**Stated task**
Every line of the material that follows must be printed again exactly.

________

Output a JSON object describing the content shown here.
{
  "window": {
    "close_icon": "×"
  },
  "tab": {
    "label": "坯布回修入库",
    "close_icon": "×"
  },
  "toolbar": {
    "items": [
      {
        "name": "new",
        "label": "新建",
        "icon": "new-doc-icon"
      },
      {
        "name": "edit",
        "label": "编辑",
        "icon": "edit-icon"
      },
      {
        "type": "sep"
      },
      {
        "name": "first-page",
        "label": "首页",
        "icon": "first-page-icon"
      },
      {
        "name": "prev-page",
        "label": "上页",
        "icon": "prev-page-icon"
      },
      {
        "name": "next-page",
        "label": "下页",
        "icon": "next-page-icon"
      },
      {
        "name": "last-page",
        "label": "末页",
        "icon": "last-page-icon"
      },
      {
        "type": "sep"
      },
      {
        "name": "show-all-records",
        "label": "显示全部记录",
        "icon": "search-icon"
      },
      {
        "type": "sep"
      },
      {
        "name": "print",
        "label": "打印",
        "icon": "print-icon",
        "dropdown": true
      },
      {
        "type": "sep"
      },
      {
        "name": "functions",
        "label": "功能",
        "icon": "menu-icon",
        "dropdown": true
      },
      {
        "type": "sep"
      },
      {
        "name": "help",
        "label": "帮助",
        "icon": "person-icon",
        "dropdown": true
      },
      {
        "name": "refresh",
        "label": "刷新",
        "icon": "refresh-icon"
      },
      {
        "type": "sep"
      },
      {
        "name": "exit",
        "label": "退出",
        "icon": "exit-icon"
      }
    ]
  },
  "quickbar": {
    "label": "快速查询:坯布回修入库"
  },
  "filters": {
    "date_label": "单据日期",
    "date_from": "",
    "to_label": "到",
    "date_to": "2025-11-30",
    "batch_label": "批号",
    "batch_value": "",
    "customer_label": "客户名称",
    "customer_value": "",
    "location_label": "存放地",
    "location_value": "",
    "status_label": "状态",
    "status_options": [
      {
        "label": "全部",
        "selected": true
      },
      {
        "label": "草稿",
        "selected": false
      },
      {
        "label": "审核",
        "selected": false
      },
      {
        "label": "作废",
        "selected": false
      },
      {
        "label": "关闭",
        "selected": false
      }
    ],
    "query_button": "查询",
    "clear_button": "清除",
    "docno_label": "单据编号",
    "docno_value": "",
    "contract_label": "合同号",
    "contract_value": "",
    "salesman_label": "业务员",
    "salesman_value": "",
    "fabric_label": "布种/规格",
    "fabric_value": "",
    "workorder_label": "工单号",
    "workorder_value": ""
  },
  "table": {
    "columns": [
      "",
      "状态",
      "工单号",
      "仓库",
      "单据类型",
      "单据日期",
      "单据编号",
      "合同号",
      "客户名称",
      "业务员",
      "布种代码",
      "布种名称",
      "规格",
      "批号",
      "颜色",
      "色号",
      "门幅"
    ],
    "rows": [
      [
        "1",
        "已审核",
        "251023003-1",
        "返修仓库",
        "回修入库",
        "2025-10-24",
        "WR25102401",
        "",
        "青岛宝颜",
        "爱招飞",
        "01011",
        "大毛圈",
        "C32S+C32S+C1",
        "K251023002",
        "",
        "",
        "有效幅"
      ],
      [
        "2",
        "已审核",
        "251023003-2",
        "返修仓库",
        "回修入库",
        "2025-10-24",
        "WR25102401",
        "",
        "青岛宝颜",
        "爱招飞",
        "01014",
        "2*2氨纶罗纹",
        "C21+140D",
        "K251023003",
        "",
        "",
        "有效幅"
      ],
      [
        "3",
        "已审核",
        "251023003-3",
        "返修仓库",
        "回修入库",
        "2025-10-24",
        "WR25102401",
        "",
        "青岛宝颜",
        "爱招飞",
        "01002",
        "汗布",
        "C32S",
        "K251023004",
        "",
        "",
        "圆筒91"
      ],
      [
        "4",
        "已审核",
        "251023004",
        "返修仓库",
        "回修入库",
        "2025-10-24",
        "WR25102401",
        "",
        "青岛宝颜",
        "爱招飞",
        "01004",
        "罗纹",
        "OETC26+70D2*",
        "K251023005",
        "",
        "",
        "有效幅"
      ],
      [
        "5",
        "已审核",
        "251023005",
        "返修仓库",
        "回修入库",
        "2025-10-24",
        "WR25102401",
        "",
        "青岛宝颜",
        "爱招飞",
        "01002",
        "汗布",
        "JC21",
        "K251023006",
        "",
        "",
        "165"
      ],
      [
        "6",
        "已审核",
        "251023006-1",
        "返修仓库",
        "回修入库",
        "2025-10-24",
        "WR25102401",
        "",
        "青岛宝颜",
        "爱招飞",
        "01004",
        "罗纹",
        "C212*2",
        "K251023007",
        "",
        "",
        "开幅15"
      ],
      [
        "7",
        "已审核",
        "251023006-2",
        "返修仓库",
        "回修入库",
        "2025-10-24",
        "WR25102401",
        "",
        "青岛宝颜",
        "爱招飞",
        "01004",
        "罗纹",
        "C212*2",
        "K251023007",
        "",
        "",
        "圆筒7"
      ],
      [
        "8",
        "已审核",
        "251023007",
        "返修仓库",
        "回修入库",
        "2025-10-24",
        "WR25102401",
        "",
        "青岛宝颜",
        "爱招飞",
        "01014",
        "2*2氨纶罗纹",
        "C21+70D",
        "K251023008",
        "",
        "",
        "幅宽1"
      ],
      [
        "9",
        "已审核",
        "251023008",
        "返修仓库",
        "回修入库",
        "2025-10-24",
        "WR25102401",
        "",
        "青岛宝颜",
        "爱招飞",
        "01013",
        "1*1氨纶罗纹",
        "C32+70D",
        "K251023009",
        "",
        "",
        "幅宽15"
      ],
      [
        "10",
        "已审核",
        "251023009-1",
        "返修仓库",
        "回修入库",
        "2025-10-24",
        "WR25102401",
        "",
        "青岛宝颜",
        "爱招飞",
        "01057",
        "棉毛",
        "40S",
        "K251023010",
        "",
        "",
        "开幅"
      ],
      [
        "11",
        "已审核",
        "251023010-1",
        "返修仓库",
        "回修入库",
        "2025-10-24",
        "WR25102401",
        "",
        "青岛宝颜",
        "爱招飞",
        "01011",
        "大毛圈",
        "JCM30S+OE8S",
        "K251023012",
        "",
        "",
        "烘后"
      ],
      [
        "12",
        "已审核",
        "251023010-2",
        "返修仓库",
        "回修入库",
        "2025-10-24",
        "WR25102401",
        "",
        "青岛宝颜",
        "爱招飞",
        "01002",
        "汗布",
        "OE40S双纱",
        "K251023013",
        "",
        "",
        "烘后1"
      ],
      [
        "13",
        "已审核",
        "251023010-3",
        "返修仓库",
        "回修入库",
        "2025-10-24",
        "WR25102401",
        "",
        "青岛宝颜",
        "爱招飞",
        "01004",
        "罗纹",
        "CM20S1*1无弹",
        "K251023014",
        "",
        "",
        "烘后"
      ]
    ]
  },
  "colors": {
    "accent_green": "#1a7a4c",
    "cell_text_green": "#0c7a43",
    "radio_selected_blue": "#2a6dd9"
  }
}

________

**Expected output**
Output a JSON object describing the content shown here.
{
  "window": {
    "close_icon": "×"
  },
  "tab": {
    "label": "坯布回修入库",
    "close_icon": "×"
  },
  "toolbar": {
    "items": [
      {
        "name": "new",
        "label": "新建",
        "icon": "new-doc-icon"
      },
      {
        "name": "edit",
        "label": "编辑",
        "icon": "edit-icon"
      },
      {
        "type": "sep"
      },
      {
        "name": "first-page",
        "label": "首页",
        "icon": "first-page-icon"
      },
      {
        "name": "prev-page",
        "label": "上页",
        "icon": "prev-page-icon"
      },
      {
        "name": "next-page",
        "label": "下页",
        "icon": "next-page-icon"
      },
      {
        "name": "last-page",
        "label": "末页",
        "icon": "last-page-icon"
      },
      {
        "type": "sep"
      },
      {
        "name": "show-all-records",
        "label": "显示全部记录",
        "icon": "search-icon"
      },
      {
        "type": "sep"
      },
      {
        "name": "print",
        "label": "打印",
        "icon": "print-icon",
        "dropdown": true
      },
      {
        "type": "sep"
      },
      {
        "name": "functions",
        "label": "功能",
        "icon": "menu-icon",
        "dropdown": true
      },
      {
        "type": "sep"
      },
      {
        "name": "help",
        "label": "帮助",
        "icon": "person-icon",
        "dropdown": true
      },
      {
        "name": "refresh",
        "label": "刷新",
        "icon": "refresh-icon"
      },
      {
        "type": "sep"
      },
      {
        "name": "exit",
        "label": "退出",
        "icon": "exit-icon"
      }
    ]
  },
  "quickbar": {
    "label": "快速查询:坯布回修入库"
  },
  "filters": {
    "date_label": "单据日期",
    "date_from": "",
    "to_label": "到",
    "date_to": "2025-11-30",
    "batch_label": "批号",
    "batch_value": "",
    "customer_label": "客户名称",
    "customer_value": "",
    "location_label": "存放地",
    "location_value": "",
    "status_label": "状态",
    "status_options": [
      {
        "label": "全部",
        "selected": true
      },
      {
        "label": "草稿",
        "selected": false
      },
      {
        "label": "审核",
        "selected": false
      },
      {
        "label": "作废",
        "selected": false
      },
      {
        "label": "关闭",
        "selected": false
      }
    ],
    "query_button": "查询",
    "clear_button": "清除",
    "docno_label": "单据编号",
    "docno_value": "",
    "contract_label": "合同号",
    "contract_value": "",
    "salesman_label": "业务员",
    "salesman_value": "",
    "fabric_label": "布种/规格",
    "fabric_value": "",
    "workorder_label": "工单号",
    "workorder_value": ""
  },
  "table": {
    "columns": [
      "",
      "状态",
      "工单号",
      "仓库",
      "单据类型",
      "单据日期",
      "单据编号",
      "合同号",
      "客户名称",
      "业务员",
      "布种代码",
      "布种名称",
      "规格",
      "批号",
      "颜色",
      "色号",
      "门幅"
    ],
    "rows": [
      [
        "1",
        "已审核",
        "251023003-1",
        "返修仓库",
        "回修入库",
        "2025-10-24",
        "WR25102401",
        "",
        "青岛宝颜",
        "爱招飞",
        "01011",
        "大毛圈",
        "C32S+C32S+C1",
        "K251023002",
        "",
        "",
        "有效幅"
      ],
      [
        "2",
        "已审核",
        "251023003-2",
        "返修仓库",
        "回修入库",
        "2025-10-24",
        "WR25102401",
        "",
        "青岛宝颜",
        "爱招飞",
        "01014",
        "2*2氨纶罗纹",
        "C21+140D",
        "K251023003",
        "",
        "",
        "有效幅"
      ],
      [
        "3",
        "已审核",
        "251023003-3",
        "返修仓库",
        "回修入库",
        "2025-10-24",
        "WR25102401",
        "",
        "青岛宝颜",
        "爱招飞",
        "01002",
        "汗布",
        "C32S",
        "K251023004",
        "",
        "",
        "圆筒91"
      ],
      [
        "4",
        "已审核",
        "251023004",
        "返修仓库",
        "回修入库",
        "2025-10-24",
        "WR25102401",
        "",
        "青岛宝颜",
        "爱招飞",
        "01004",
        "罗纹",
        "OETC26+70D2*",
        "K251023005",
        "",
        "",
        "有效幅"
      ],
      [
        "5",
        "已审核",
        "251023005",
        "返修仓库",
        "回修入库",
        "2025-10-24",
        "WR25102401",
        "",
        "青岛宝颜",
        "爱招飞",
        "01002",
        "汗布",
        "JC21",
        "K251023006",
        "",
        "",
        "165"
      ],
      [
        "6",
        "已审核",
        "251023006-1",
        "返修仓库",
        "回修入库",
        "2025-10-24",
        "WR25102401",
        "",
        "青岛宝颜",
        "爱招飞",
        "01004",
        "罗纹",
        "C212*2",
        "K251023007",
        "",
        "",
        "开幅15"
      ],
      [
        "7",
        "已审核",
        "251023006-2",
        "返修仓库",
        "回修入库",
        "2025-10-24",
        "WR25102401",
        "",
        "青岛宝颜",
        "爱招飞",
        "01004",
        "罗纹",
        "C212*2",
        "K251023007",
        "",
        "",
        "圆筒7"
      ],
      [
        "8",
        "已审核",
        "251023007",
        "返修仓库",
        "回修入库",
        "2025-10-24",
        "WR25102401",
        "",
        "青岛宝颜",
        "爱招飞",
        "01014",
        "2*2氨纶罗纹",
        "C21+70D",
        "K251023008",
        "",
        "",
        "幅宽1"
      ],
      [
        "9",
        "已审核",
        "251023008",
        "返修仓库",
        "回修入库",
        "2025-10-24",
        "WR25102401",
        "",
        "青岛宝颜",
        "爱招飞",
        "01013",
        "1*1氨纶罗纹",
        "C32+70D",
        "K251023009",
        "",
        "",
        "幅宽15"
      ],
      [
        "10",
        "已审核",
        "251023009-1",
        "返修仓库",
        "回修入库",
        "2025-10-24",
        "WR25102401",
        "",
        "青岛宝颜",
        "爱招飞",
        "01057",
        "棉毛",
        "40S",
        "K251023010",
        "",
        "",
        "开幅"
      ],
      [
        "11",
        "已审核",
        "251023010-1",
        "返修仓库",
        "回修入库",
        "2025-10-24",
        "WR25102401",
        "",
        "青岛宝颜",
        "爱招飞",
        "01011",
        "大毛圈",
        "JCM30S+OE8S",
        "K251023012",
        "",
        "",
        "烘后"
      ],
      [
        "12",
        "已审核",
        "251023010-2",
        "返修仓库",
        "回修入库",
        "2025-10-24",
        "WR25102401",
        "",
        "青岛宝颜",
        "爱招飞",
        "01002",
        "汗布",
        "OE40S双纱",
        "K251023013",
        "",
        "",
        "烘后1"
      ],
      [
        "13",
        "已审核",
        "251023010-3",
        "返修仓库",
        "回修入库",
        "2025-10-24",
        "WR25102401",
        "",
        "青岛宝颜",
        "爱招飞",
        "01004",
        "罗纹",
        "CM20S1*1无弹",
        "K251023014",
        "",
        "",
        "烘后"
      ]
    ]
  },
  "colors": {
    "accent_green": "#1a7a4c",
    "cell_text_green": "#0c7a43",
    "radio_selected_blue": "#2a6dd9"
  }
}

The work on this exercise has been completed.